Edit the records below by replacing "divider" with "separator" wherever it occurs. Leave everything else unchanged.

──────── Excerpted records ────────

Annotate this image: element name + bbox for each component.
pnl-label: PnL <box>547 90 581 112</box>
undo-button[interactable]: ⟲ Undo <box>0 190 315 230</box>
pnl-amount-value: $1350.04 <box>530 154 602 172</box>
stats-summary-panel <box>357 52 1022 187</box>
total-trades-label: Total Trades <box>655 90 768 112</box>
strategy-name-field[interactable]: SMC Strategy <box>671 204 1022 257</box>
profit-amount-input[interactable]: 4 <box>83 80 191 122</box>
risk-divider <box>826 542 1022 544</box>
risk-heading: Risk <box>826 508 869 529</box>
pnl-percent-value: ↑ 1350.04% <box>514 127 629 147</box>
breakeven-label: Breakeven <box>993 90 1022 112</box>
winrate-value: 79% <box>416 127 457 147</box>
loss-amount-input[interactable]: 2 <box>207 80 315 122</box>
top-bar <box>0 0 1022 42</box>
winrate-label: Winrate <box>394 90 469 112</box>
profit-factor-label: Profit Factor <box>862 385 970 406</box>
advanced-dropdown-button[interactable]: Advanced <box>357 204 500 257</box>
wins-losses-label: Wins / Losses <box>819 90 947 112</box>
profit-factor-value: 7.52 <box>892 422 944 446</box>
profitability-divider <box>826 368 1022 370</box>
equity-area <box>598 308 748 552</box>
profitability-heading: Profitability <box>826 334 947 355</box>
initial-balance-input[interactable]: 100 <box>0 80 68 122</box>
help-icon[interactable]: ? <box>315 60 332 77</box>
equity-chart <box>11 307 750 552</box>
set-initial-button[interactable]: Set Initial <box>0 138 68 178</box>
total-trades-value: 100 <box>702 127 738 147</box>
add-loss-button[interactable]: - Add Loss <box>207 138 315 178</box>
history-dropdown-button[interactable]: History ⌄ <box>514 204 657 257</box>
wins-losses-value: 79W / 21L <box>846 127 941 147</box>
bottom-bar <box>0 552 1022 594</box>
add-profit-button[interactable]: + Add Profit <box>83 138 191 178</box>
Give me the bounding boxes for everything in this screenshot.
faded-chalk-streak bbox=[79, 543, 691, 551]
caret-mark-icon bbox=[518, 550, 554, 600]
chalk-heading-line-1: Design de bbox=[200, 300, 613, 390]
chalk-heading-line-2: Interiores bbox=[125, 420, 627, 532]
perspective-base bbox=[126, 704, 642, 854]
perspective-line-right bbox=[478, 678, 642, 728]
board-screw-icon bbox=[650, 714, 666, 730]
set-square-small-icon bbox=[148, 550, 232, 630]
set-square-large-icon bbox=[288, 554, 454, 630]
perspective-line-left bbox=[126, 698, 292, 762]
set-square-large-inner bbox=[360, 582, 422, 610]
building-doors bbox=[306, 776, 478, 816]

────────

◆ **Worked solution**:
Annotate this image: element name + bbox for each component.
pnl-label: PnL <box>547 90 581 112</box>
undo-button[interactable]: ⟲ Undo <box>0 190 315 230</box>
pnl-amount-value: $1350.04 <box>530 154 602 172</box>
stats-summary-panel <box>357 52 1022 187</box>
total-trades-label: Total Trades <box>655 90 768 112</box>
strategy-name-field[interactable]: SMC Strategy <box>671 204 1022 257</box>
profit-amount-input[interactable]: 4 <box>83 80 191 122</box>
risk-separator <box>826 542 1022 544</box>
risk-heading: Risk <box>826 508 869 529</box>
pnl-percent-value: ↑ 1350.04% <box>514 127 629 147</box>
breakeven-label: Breakeven <box>993 90 1022 112</box>
winrate-value: 79% <box>416 127 457 147</box>
loss-amount-input[interactable]: 2 <box>207 80 315 122</box>
top-bar <box>0 0 1022 42</box>
winrate-label: Winrate <box>394 90 469 112</box>
profit-factor-label: Profit Factor <box>862 385 970 406</box>
advanced-dropdown-button[interactable]: Advanced <box>357 204 500 257</box>
wins-losses-label: Wins / Losses <box>819 90 947 112</box>
profit-factor-value: 7.52 <box>892 422 944 446</box>
profitability-separator <box>826 368 1022 370</box>
equity-area <box>598 308 748 552</box>
profitability-heading: Profitability <box>826 334 947 355</box>
initial-balance-input[interactable]: 100 <box>0 80 68 122</box>
help-icon[interactable]: ? <box>315 60 332 77</box>
equity-chart <box>11 307 750 552</box>
set-initial-button[interactable]: Set Initial <box>0 138 68 178</box>
total-trades-value: 100 <box>702 127 738 147</box>
add-loss-button[interactable]: - Add Loss <box>207 138 315 178</box>
history-dropdown-button[interactable]: History ⌄ <box>514 204 657 257</box>
wins-losses-value: 79W / 21L <box>846 127 941 147</box>
bottom-bar <box>0 552 1022 594</box>
add-profit-button[interactable]: + Add Profit <box>83 138 191 178</box>
Give me the bounding boxes for everything in this screenshot.
faded-chalk-streak bbox=[79, 543, 691, 551]
caret-mark-icon bbox=[518, 550, 554, 600]
chalk-heading-line-1: Design de bbox=[200, 300, 613, 390]
chalk-heading-line-2: Interiores bbox=[125, 420, 627, 532]
perspective-base bbox=[126, 704, 642, 854]
perspective-line-right bbox=[478, 678, 642, 728]
board-screw-icon bbox=[650, 714, 666, 730]
set-square-small-icon bbox=[148, 550, 232, 630]
set-square-large-icon bbox=[288, 554, 454, 630]
perspective-line-left bbox=[126, 698, 292, 762]
set-square-large-inner bbox=[360, 582, 422, 610]
building-doors bbox=[306, 776, 478, 816]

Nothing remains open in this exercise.